• PROBLEM DETAILS:
Note each line where "title" appears, and copy it.

• MATERIAL FOR THIS EXERCISE:

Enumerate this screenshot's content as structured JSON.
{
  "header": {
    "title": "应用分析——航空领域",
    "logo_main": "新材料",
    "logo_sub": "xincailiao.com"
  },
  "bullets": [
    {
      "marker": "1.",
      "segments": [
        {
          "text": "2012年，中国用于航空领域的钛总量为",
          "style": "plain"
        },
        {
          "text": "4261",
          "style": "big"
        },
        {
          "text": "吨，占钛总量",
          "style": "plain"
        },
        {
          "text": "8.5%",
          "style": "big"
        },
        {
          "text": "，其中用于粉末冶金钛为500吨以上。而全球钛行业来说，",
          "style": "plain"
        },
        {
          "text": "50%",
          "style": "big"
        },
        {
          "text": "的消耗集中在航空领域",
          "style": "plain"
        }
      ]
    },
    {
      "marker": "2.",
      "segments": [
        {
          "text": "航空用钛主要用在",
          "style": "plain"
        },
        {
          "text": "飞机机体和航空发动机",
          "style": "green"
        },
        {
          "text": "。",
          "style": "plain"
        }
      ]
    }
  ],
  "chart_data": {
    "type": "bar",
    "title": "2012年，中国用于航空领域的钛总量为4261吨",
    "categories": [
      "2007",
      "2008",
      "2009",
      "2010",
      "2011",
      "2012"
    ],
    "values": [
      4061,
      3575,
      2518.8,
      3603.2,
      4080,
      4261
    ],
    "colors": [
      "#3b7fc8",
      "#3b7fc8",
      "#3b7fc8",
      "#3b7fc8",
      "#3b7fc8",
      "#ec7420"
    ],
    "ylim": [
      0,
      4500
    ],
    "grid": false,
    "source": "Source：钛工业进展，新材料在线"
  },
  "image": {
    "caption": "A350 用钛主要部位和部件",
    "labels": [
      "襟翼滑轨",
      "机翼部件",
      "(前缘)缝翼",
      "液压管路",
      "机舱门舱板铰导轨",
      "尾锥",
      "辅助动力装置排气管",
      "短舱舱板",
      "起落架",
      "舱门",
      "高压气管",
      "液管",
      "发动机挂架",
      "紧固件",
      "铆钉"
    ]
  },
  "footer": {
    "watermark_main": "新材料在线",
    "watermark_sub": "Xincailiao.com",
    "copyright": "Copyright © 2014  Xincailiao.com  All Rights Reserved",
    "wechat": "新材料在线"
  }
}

• EXERCISE SOLUTION:
    "title": "应用分析——航空领域",
    "title": "2012年，中国用于航空领域的钛总量为4261吨",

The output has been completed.